**Record set:**
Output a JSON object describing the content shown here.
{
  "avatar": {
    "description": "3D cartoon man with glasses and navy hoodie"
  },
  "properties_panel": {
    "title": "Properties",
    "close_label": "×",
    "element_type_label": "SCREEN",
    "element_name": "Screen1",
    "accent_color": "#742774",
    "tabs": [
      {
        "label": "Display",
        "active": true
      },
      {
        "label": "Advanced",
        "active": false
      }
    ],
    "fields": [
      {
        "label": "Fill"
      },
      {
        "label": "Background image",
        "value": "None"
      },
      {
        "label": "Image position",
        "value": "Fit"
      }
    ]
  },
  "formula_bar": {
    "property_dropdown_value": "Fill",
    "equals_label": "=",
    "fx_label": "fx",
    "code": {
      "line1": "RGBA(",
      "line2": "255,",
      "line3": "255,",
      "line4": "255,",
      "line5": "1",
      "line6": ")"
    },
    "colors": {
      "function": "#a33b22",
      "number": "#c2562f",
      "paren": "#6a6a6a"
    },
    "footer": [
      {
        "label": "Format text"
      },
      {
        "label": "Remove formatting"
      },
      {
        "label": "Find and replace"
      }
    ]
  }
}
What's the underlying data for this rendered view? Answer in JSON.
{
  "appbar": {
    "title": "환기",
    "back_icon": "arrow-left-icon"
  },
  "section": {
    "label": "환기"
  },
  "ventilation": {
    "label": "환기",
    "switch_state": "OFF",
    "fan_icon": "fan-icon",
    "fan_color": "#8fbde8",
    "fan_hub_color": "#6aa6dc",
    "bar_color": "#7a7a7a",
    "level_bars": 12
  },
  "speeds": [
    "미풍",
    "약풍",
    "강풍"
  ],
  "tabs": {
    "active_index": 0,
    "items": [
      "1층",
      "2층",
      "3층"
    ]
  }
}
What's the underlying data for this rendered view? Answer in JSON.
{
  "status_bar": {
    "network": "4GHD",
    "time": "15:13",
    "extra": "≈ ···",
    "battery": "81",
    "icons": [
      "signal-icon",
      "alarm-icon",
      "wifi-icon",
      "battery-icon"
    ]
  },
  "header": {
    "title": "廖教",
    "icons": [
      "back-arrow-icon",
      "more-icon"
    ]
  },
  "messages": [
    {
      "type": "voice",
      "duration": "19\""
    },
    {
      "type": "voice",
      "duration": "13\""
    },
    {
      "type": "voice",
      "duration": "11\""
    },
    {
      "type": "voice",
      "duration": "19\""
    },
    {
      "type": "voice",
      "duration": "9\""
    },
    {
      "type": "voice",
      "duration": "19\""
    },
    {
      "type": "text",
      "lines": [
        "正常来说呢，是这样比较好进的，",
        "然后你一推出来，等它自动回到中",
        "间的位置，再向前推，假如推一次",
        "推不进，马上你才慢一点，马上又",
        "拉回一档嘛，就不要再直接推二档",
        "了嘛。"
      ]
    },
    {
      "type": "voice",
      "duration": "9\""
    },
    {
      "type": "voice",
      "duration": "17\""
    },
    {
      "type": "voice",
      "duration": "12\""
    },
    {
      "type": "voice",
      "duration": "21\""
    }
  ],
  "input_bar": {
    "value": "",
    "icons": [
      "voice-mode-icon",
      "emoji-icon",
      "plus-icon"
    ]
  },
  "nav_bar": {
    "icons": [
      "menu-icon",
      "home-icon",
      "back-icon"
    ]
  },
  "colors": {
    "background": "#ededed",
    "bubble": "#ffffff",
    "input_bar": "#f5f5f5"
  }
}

**Exercise description:** Count the lines in the records above that contain the word "arrow", and give only that number.

**Reply to the task:** 2